> [Data section]
....................
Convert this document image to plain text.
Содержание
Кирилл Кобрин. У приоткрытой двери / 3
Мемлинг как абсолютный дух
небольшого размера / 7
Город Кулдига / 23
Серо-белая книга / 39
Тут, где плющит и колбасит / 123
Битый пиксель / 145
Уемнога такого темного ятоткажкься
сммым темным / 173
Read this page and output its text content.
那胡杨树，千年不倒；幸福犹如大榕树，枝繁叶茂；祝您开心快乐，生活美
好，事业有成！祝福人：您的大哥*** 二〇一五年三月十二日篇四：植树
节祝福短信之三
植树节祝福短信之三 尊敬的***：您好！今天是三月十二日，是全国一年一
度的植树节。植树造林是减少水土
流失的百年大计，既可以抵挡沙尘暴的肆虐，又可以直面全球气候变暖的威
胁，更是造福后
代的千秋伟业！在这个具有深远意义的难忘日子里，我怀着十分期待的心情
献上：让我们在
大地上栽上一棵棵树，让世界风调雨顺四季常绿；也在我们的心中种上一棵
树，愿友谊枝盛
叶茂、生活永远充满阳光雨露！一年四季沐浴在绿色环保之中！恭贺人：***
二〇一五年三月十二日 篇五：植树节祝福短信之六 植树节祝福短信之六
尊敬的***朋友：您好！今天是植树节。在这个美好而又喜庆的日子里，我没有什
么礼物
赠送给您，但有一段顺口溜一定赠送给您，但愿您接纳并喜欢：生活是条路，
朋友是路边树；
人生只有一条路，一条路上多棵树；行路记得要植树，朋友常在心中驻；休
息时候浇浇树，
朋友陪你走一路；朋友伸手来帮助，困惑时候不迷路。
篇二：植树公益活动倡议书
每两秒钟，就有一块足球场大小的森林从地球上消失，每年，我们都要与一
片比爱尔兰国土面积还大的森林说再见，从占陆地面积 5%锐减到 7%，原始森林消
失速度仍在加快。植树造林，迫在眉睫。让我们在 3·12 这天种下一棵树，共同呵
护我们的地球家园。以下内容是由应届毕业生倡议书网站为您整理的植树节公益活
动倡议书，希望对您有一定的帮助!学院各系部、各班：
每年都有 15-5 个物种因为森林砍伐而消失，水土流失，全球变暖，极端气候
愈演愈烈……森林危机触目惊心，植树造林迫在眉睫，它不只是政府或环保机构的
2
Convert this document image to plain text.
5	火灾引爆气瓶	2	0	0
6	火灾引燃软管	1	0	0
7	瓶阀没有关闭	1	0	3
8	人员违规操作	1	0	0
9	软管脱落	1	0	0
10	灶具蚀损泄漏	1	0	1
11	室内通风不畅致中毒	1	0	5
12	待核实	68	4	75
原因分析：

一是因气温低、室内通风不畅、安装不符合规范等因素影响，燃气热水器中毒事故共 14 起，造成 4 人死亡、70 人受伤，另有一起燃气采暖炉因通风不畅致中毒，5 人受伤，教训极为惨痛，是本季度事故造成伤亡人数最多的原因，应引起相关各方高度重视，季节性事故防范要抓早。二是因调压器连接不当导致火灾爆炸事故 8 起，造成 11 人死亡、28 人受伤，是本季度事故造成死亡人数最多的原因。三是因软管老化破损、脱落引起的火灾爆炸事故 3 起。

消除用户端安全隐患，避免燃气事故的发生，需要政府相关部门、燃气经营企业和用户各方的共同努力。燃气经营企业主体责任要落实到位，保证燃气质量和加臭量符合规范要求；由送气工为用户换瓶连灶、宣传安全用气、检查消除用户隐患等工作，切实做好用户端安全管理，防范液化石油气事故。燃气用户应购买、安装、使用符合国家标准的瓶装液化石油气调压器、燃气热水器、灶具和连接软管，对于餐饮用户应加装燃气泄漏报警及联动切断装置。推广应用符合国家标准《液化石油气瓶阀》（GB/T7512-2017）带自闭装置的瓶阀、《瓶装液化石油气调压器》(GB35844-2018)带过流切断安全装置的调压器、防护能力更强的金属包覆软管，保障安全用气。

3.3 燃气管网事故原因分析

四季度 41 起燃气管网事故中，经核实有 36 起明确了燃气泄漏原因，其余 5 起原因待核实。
....................
> [The request]
Give the data again, exactly as it stands.

> [Response]
Convert this document image to plain text.
Содержание
Кирилл Кобрин. У приоткрытой двери / 3
Мемлинг как абсолютный дух
небольшого размера / 7
Город Кулдига / 23
Серо-белая книга / 39
Тут, где плющит и колбасит / 123
Битый пиксель / 145
Уемнога такого темного ятоткажкься
сммым темным / 173
Read this page and output its text content.
那胡杨树，千年不倒；幸福犹如大榕树，枝繁叶茂；祝您开心快乐，生活美
好，事业有成！祝福人：您的大哥*** 二〇一五年三月十二日篇四：植树
节祝福短信之三
植树节祝福短信之三 尊敬的***：您好！今天是三月十二日，是全国一年一
度的植树节。植树造林是减少水土
流失的百年大计，既可以抵挡沙尘暴的肆虐，又可以直面全球气候变暖的威
胁，更是造福后
代的千秋伟业！在这个具有深远意义的难忘日子里，我怀着十分期待的心情
献上：让我们在
大地上栽上一棵棵树，让世界风调雨顺四季常绿；也在我们的心中种上一棵
树，愿友谊枝盛
叶茂、生活永远充满阳光雨露！一年四季沐浴在绿色环保之中！恭贺人：***
二〇一五年三月十二日 篇五：植树节祝福短信之六 植树节祝福短信之六
尊敬的***朋友：您好！今天是植树节。在这个美好而又喜庆的日子里，我没有什
么礼物
赠送给您，但有一段顺口溜一定赠送给您，但愿您接纳并喜欢：生活是条路，
朋友是路边树；
人生只有一条路，一条路上多棵树；行路记得要植树，朋友常在心中驻；休
息时候浇浇树，
朋友陪你走一路；朋友伸手来帮助，困惑时候不迷路。
篇二：植树公益活动倡议书
每两秒钟，就有一块足球场大小的森林从地球上消失，每年，我们都要与一
片比爱尔兰国土面积还大的森林说再见，从占陆地面积 5%锐减到 7%，原始森林消
失速度仍在加快。植树造林，迫在眉睫。让我们在 3·12 这天种下一棵树，共同呵
护我们的地球家园。以下内容是由应届毕业生倡议书网站为您整理的植树节公益活
动倡议书，希望对您有一定的帮助!学院各系部、各班：
每年都有 15-5 个物种因为森林砍伐而消失，水土流失，全球变暖，极端气候
愈演愈烈……森林危机触目惊心，植树造林迫在眉睫，它不只是政府或环保机构的
2
Convert this document image to plain text.
5	火灾引爆气瓶	2	0	0
6	火灾引燃软管	1	0	0
7	瓶阀没有关闭	1	0	3
8	人员违规操作	1	0	0
9	软管脱落	1	0	0
10	灶具蚀损泄漏	1	0	1
11	室内通风不畅致中毒	1	0	5
12	待核实	68	4	75
原因分析：

一是因气温低、室内通风不畅、安装不符合规范等因素影响，燃气热水器中毒事故共 14 起，造成 4 人死亡、70 人受伤，另有一起燃气采暖炉因通风不畅致中毒，5 人受伤，教训极为惨痛，是本季度事故造成伤亡人数最多的原因，应引起相关各方高度重视，季节性事故防范要抓早。二是因调压器连接不当导致火灾爆炸事故 8 起，造成 11 人死亡、28 人受伤，是本季度事故造成死亡人数最多的原因。三是因软管老化破损、脱落引起的火灾爆炸事故 3 起。

消除用户端安全隐患，避免燃气事故的发生，需要政府相关部门、燃气经营企业和用户各方的共同努力。燃气经营企业主体责任要落实到位，保证燃气质量和加臭量符合规范要求；由送气工为用户换瓶连灶、宣传安全用气、检查消除用户隐患等工作，切实做好用户端安全管理，防范液化石油气事故。燃气用户应购买、安装、使用符合国家标准的瓶装液化石油气调压器、燃气热水器、灶具和连接软管，对于餐饮用户应加装燃气泄漏报警及联动切断装置。推广应用符合国家标准《液化石油气瓶阀》（GB/T7512-2017）带自闭装置的瓶阀、《瓶装液化石油气调压器》(GB35844-2018)带过流切断安全装置的调压器、防护能力更强的金属包覆软管，保障安全用气。

3.3 燃气管网事故原因分析

四季度 41 起燃气管网事故中，经核实有 36 起明确了燃气泄漏原因，其余 5 起原因待核实。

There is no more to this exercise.